:: Short problem ::
Select every line below containing the word "仕分けルールと通知".

:: Supplied data

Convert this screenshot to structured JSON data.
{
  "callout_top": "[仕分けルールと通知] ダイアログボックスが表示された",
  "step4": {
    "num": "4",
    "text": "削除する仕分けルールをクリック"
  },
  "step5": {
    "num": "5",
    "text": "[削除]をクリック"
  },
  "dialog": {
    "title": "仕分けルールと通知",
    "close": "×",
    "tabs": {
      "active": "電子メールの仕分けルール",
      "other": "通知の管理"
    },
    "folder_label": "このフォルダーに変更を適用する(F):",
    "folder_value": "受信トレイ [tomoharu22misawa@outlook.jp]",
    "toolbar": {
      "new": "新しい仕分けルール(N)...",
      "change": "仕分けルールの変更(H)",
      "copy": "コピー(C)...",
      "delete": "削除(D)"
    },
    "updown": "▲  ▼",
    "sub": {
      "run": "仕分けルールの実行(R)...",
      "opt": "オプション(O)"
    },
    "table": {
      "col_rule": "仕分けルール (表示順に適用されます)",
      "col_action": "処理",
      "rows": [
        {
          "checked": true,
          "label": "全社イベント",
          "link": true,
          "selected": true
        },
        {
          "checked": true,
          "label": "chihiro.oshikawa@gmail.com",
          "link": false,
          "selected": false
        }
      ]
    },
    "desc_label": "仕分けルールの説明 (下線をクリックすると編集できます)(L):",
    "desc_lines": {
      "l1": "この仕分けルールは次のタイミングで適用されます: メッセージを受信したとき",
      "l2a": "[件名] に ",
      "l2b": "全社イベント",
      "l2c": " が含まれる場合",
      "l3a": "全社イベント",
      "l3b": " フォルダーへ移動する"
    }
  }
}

::::

:: Exercise response ::
  "callout_top": "[仕分けルールと通知] ダイアログボックスが表示された",
    "title": "仕分けルールと通知",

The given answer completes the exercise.